[Records provided]
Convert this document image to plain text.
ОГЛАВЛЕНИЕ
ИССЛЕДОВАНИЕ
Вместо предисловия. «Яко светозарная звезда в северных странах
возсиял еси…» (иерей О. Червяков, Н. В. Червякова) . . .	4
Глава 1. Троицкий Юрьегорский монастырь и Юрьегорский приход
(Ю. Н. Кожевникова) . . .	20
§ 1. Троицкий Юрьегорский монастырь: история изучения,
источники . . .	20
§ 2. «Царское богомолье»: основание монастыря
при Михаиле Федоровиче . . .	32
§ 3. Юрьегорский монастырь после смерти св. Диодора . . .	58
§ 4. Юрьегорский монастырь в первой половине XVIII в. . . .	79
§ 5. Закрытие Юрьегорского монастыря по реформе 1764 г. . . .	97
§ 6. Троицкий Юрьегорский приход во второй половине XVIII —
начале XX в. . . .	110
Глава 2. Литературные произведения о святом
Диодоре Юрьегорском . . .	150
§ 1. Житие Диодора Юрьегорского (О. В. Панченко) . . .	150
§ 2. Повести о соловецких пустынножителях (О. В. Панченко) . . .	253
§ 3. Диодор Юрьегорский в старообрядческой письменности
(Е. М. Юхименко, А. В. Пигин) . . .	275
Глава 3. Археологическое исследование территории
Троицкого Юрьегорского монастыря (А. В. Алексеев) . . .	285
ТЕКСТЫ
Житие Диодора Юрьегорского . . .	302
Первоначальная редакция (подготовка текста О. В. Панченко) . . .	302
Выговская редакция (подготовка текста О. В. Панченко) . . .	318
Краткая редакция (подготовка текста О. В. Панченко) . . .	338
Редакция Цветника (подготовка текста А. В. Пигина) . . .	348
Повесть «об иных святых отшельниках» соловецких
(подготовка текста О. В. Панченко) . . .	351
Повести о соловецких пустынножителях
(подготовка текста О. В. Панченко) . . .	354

---

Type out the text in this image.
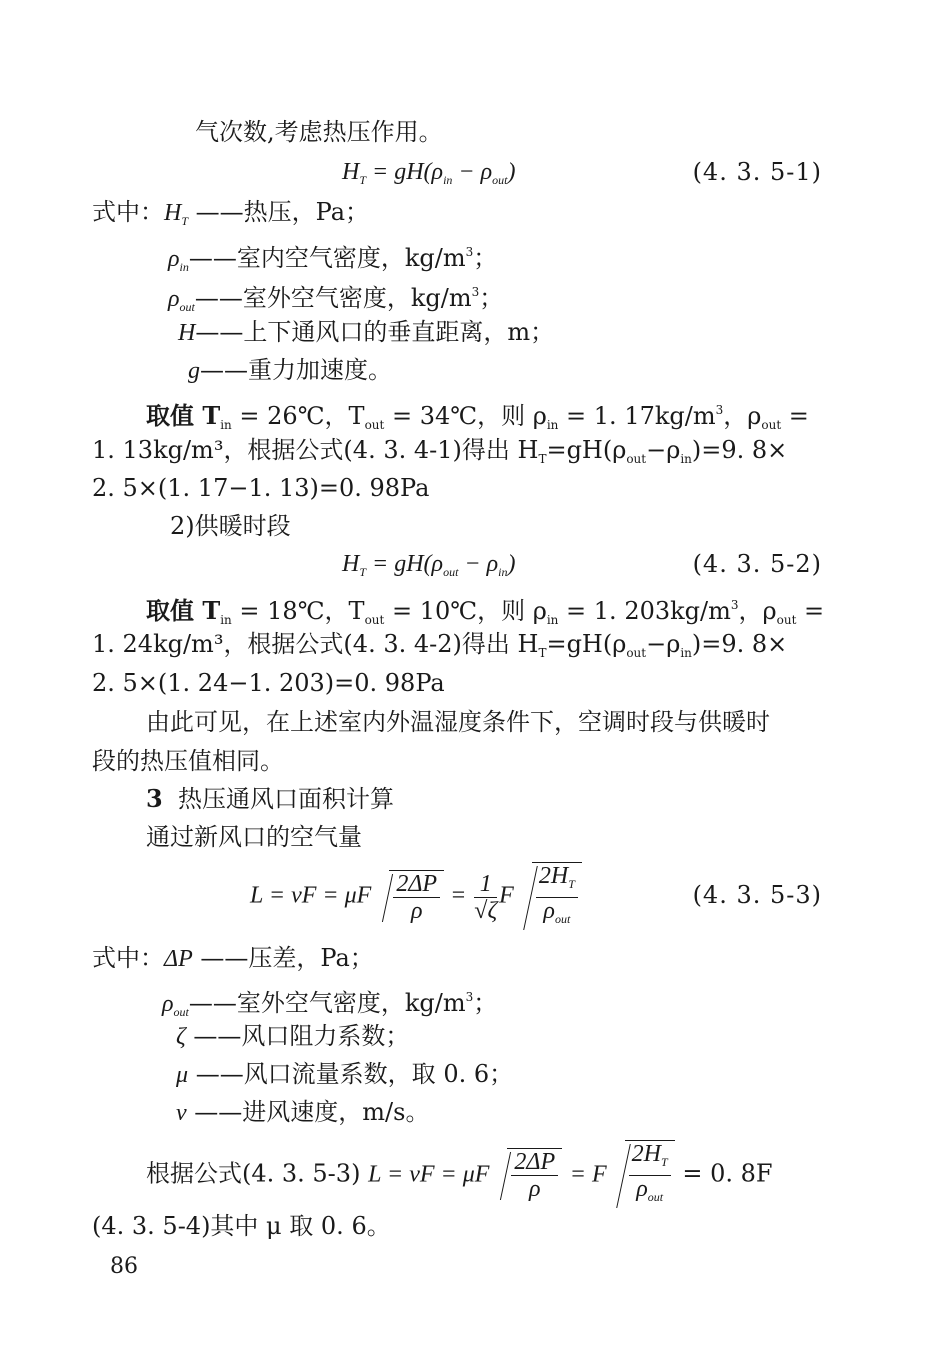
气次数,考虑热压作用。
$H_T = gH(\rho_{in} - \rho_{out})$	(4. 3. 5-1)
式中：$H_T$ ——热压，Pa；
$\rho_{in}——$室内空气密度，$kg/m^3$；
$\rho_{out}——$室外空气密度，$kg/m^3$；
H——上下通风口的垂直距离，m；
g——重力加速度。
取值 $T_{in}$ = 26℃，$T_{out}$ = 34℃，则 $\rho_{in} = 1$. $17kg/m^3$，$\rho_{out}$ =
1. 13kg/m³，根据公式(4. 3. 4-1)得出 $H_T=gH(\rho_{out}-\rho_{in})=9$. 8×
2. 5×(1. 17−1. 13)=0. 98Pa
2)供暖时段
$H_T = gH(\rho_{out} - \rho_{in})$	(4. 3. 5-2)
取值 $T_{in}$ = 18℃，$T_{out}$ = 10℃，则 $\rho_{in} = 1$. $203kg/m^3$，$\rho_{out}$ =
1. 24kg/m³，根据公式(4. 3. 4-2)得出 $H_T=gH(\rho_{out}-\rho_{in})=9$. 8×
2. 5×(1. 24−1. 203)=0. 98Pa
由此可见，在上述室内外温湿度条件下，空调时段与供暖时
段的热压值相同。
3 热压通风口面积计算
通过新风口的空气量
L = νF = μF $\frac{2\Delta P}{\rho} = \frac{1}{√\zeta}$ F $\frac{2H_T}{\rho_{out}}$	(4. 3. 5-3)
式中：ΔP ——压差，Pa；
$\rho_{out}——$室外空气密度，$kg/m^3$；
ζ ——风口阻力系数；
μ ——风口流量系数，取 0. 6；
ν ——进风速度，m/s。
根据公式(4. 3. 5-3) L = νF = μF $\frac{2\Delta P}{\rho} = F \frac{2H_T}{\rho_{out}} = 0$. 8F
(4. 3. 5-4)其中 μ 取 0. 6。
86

---

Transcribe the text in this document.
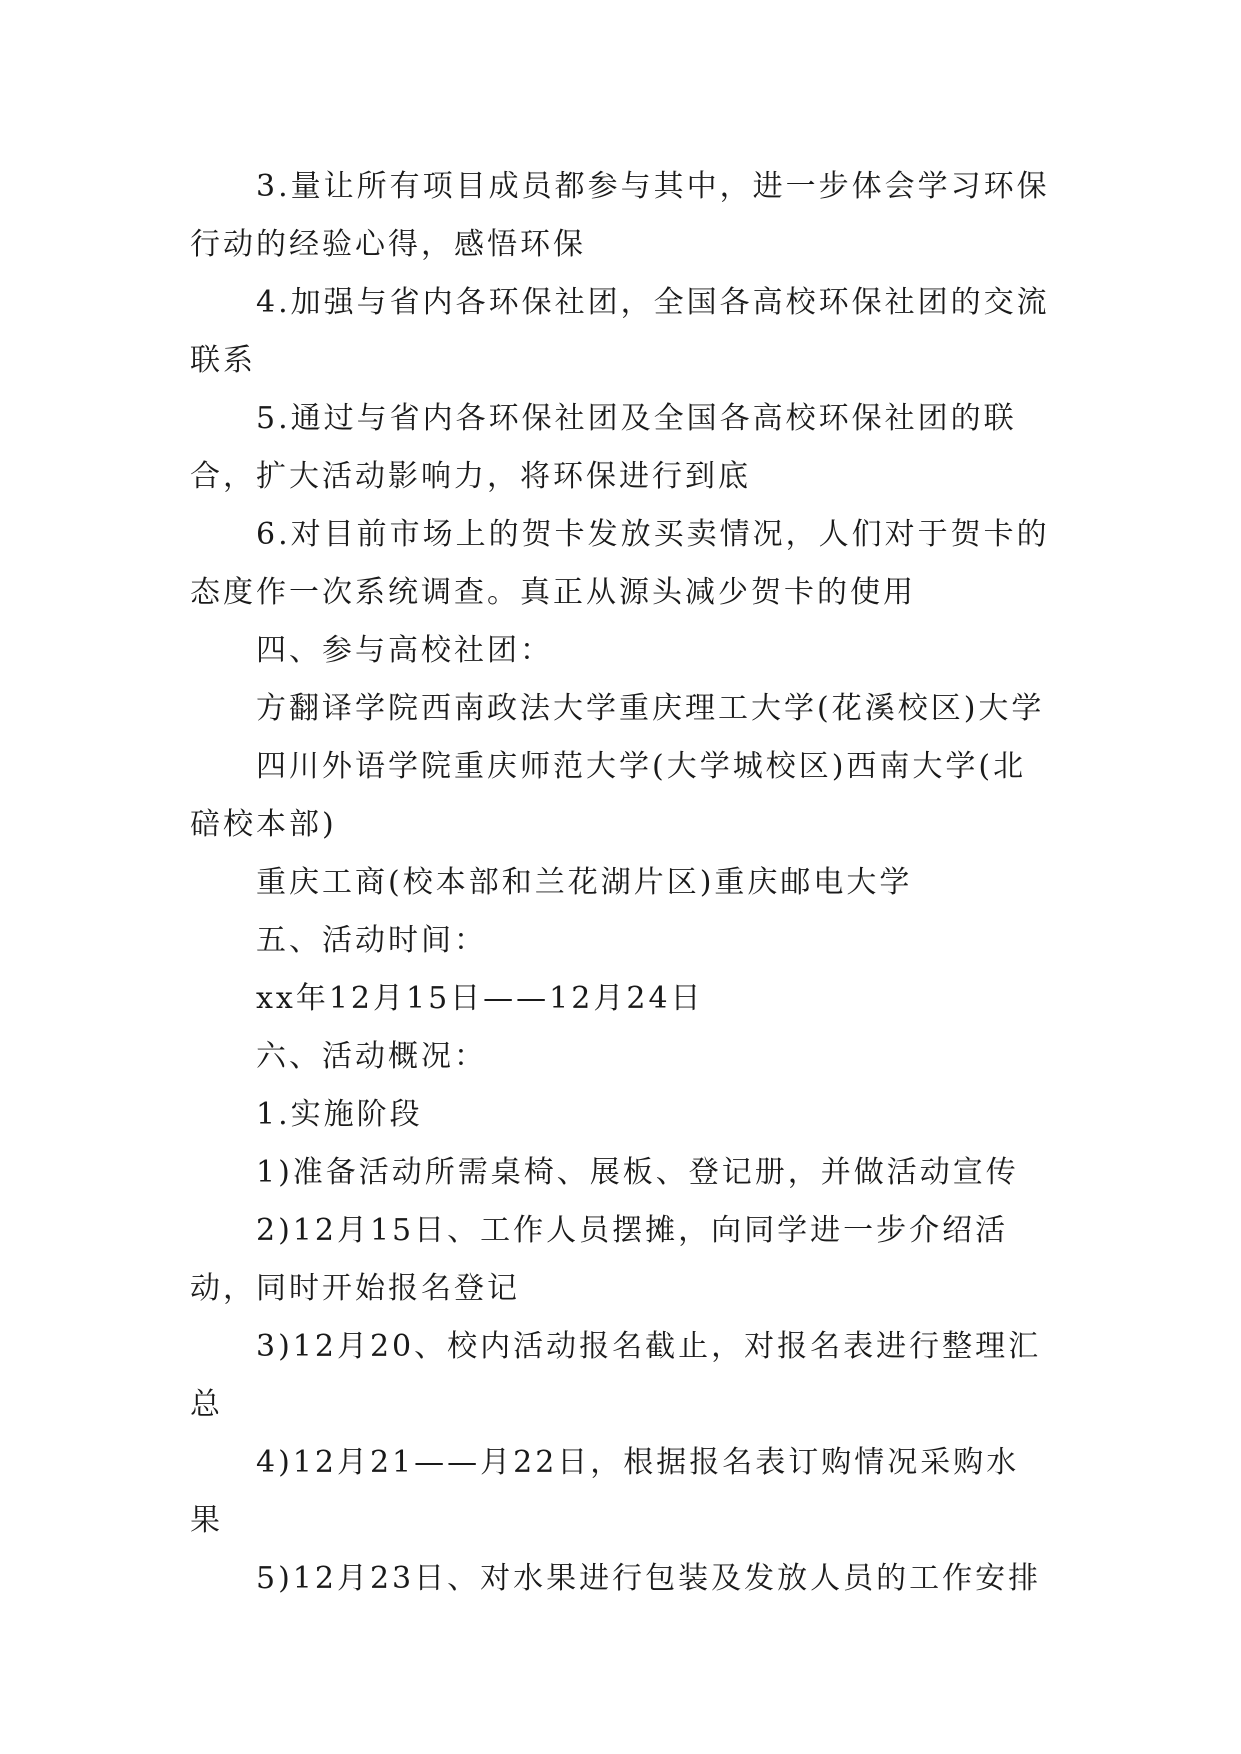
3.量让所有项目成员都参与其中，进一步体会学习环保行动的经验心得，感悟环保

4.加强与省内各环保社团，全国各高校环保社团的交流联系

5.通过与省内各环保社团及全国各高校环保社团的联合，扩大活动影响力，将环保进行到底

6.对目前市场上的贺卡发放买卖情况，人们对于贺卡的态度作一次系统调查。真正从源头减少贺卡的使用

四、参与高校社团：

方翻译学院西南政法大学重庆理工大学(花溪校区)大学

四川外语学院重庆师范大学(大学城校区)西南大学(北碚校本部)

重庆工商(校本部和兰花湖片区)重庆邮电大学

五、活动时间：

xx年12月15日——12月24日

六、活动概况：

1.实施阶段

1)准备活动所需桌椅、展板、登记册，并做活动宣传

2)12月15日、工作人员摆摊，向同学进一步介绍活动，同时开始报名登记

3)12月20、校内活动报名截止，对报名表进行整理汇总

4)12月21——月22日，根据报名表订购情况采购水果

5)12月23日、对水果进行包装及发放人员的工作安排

[Written instruction]
In the listing above, find each line with the word "XVIII" and copy it.

[The answer]
§ 4. Юрьегорский монастырь в первой половине XVIII в. . . .	79
§ 6. Троицкий Юрьегорский приход во второй половине XVIII —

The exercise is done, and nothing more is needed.